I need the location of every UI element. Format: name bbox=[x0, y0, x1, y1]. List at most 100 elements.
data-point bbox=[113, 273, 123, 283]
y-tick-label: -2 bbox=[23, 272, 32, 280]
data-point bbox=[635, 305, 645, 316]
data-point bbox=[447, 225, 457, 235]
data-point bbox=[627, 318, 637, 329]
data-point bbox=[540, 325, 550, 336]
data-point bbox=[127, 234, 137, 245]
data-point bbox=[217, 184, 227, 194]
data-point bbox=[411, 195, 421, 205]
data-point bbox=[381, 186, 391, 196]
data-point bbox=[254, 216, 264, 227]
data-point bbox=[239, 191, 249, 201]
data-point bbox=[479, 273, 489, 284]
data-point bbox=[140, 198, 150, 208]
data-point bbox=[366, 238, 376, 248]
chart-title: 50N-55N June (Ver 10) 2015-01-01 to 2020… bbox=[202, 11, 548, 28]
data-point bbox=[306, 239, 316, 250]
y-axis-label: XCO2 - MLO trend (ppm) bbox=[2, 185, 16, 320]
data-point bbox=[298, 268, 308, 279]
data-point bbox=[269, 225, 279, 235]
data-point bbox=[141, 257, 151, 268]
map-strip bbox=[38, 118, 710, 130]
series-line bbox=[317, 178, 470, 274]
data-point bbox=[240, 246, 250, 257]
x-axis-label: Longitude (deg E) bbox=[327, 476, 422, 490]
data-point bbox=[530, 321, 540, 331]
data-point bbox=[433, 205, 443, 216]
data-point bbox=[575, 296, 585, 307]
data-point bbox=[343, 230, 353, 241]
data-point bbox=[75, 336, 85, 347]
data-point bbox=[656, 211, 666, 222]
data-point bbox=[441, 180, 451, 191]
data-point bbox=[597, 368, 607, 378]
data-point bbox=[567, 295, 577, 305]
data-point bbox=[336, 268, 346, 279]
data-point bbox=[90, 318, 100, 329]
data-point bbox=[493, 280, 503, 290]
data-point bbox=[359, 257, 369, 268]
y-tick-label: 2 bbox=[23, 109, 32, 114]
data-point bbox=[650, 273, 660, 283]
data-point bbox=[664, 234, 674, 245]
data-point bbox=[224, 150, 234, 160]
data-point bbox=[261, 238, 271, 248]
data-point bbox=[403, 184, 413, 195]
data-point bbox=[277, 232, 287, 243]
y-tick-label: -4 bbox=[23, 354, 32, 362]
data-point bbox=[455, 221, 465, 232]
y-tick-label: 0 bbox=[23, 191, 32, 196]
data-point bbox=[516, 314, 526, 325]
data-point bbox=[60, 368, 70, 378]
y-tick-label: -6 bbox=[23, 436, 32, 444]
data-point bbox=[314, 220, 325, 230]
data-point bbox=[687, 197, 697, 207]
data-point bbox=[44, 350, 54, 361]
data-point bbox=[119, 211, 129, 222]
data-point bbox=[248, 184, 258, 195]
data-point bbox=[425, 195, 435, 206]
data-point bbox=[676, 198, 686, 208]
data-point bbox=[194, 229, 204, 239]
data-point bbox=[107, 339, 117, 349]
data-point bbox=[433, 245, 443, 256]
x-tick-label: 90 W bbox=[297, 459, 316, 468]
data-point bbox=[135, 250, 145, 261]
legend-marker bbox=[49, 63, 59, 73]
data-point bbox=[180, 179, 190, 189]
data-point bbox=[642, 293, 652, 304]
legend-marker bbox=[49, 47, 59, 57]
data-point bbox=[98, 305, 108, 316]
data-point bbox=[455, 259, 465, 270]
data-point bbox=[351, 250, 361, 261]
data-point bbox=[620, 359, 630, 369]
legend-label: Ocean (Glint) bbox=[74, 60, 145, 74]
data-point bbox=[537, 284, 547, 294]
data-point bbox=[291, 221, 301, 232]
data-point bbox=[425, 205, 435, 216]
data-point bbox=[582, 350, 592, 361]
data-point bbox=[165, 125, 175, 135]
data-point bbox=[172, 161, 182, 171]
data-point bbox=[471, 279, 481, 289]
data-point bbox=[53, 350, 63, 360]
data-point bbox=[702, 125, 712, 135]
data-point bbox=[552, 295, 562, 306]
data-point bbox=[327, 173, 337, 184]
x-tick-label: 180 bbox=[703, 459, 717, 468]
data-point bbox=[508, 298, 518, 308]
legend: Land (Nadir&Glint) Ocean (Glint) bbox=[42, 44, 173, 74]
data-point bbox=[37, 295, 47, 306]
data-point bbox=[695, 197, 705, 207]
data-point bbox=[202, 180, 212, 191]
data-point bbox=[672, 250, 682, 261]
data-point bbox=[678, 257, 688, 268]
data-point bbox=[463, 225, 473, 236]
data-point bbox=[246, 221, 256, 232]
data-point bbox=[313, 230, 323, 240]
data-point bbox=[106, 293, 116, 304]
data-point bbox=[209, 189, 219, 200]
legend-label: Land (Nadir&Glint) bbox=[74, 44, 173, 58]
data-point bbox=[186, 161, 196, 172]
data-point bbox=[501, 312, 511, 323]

*-*-*

● 문제: 위 항목을 모두 다시 쓰되 "data-point"만 전부 "scatter-point"로 바꾸고 나머지는 그대로 두세요.

● 풀이:
I need the location of every UI element. Format: name bbox=[x0, y0, x1, y1]. List at most 100 elements.
scatter-point bbox=[113, 273, 123, 283]
y-tick-label: -2 bbox=[23, 272, 32, 280]
scatter-point bbox=[635, 305, 645, 316]
scatter-point bbox=[447, 225, 457, 235]
scatter-point bbox=[627, 318, 637, 329]
scatter-point bbox=[540, 325, 550, 336]
scatter-point bbox=[127, 234, 137, 245]
scatter-point bbox=[217, 184, 227, 194]
scatter-point bbox=[411, 195, 421, 205]
scatter-point bbox=[381, 186, 391, 196]
scatter-point bbox=[254, 216, 264, 227]
scatter-point bbox=[239, 191, 249, 201]
scatter-point bbox=[479, 273, 489, 284]
scatter-point bbox=[140, 198, 150, 208]
scatter-point bbox=[366, 238, 376, 248]
chart-title: 50N-55N June (Ver 10) 2015-01-01 to 2020… bbox=[202, 11, 548, 28]
scatter-point bbox=[306, 239, 316, 250]
y-axis-label: XCO2 - MLO trend (ppm) bbox=[2, 185, 16, 320]
scatter-point bbox=[298, 268, 308, 279]
scatter-point bbox=[269, 225, 279, 235]
scatter-point bbox=[141, 257, 151, 268]
map-strip bbox=[38, 118, 710, 130]
series-line bbox=[317, 178, 470, 274]
scatter-point bbox=[240, 246, 250, 257]
x-axis-label: Longitude (deg E) bbox=[327, 476, 422, 490]
scatter-point bbox=[530, 321, 540, 331]
scatter-point bbox=[433, 205, 443, 216]
scatter-point bbox=[575, 296, 585, 307]
scatter-point bbox=[343, 230, 353, 241]
scatter-point bbox=[75, 336, 85, 347]
scatter-point bbox=[656, 211, 666, 222]
scatter-point bbox=[441, 180, 451, 191]
scatter-point bbox=[597, 368, 607, 378]
scatter-point bbox=[567, 295, 577, 305]
scatter-point bbox=[336, 268, 346, 279]
scatter-point bbox=[90, 318, 100, 329]
scatter-point bbox=[493, 280, 503, 290]
scatter-point bbox=[359, 257, 369, 268]
y-tick-label: 2 bbox=[23, 109, 32, 114]
scatter-point bbox=[650, 273, 660, 283]
scatter-point bbox=[664, 234, 674, 245]
scatter-point bbox=[224, 150, 234, 160]
scatter-point bbox=[261, 238, 271, 248]
scatter-point bbox=[403, 184, 413, 195]
scatter-point bbox=[277, 232, 287, 243]
y-tick-label: -4 bbox=[23, 354, 32, 362]
scatter-point bbox=[455, 221, 465, 232]
y-tick-label: 0 bbox=[23, 191, 32, 196]
scatter-point bbox=[516, 314, 526, 325]
scatter-point bbox=[60, 368, 70, 378]
y-tick-label: -6 bbox=[23, 436, 32, 444]
scatter-point bbox=[314, 220, 325, 230]
scatter-point bbox=[687, 197, 697, 207]
scatter-point bbox=[44, 350, 54, 361]
scatter-point bbox=[119, 211, 129, 222]
scatter-point bbox=[248, 184, 258, 195]
scatter-point bbox=[425, 195, 435, 206]
scatter-point bbox=[676, 198, 686, 208]
scatter-point bbox=[194, 229, 204, 239]
scatter-point bbox=[107, 339, 117, 349]
scatter-point bbox=[433, 245, 443, 256]
x-tick-label: 90 W bbox=[297, 459, 316, 468]
scatter-point bbox=[135, 250, 145, 261]
legend-marker bbox=[49, 63, 59, 73]
scatter-point bbox=[180, 179, 190, 189]
scatter-point bbox=[642, 293, 652, 304]
legend-marker bbox=[49, 47, 59, 57]
scatter-point bbox=[98, 305, 108, 316]
scatter-point bbox=[455, 259, 465, 270]
scatter-point bbox=[351, 250, 361, 261]
scatter-point bbox=[620, 359, 630, 369]
legend-label: Ocean (Glint) bbox=[74, 60, 145, 74]
scatter-point bbox=[537, 284, 547, 294]
scatter-point bbox=[291, 221, 301, 232]
scatter-point bbox=[425, 205, 435, 216]
scatter-point bbox=[582, 350, 592, 361]
scatter-point bbox=[165, 125, 175, 135]
scatter-point bbox=[172, 161, 182, 171]
scatter-point bbox=[471, 279, 481, 289]
scatter-point bbox=[53, 350, 63, 360]
scatter-point bbox=[702, 125, 712, 135]
scatter-point bbox=[552, 295, 562, 306]
scatter-point bbox=[327, 173, 337, 184]
x-tick-label: 180 bbox=[703, 459, 717, 468]
scatter-point bbox=[508, 298, 518, 308]
legend: Land (Nadir&Glint) Ocean (Glint) bbox=[42, 44, 173, 74]
scatter-point bbox=[37, 295, 47, 306]
scatter-point bbox=[695, 197, 705, 207]
scatter-point bbox=[202, 180, 212, 191]
scatter-point bbox=[672, 250, 682, 261]
scatter-point bbox=[678, 257, 688, 268]
scatter-point bbox=[463, 225, 473, 236]
scatter-point bbox=[246, 221, 256, 232]
scatter-point bbox=[313, 230, 323, 240]
scatter-point bbox=[106, 293, 116, 304]
scatter-point bbox=[209, 189, 219, 200]
legend-label: Land (Nadir&Glint) bbox=[74, 44, 173, 58]
scatter-point bbox=[186, 161, 196, 172]
scatter-point bbox=[501, 312, 511, 323]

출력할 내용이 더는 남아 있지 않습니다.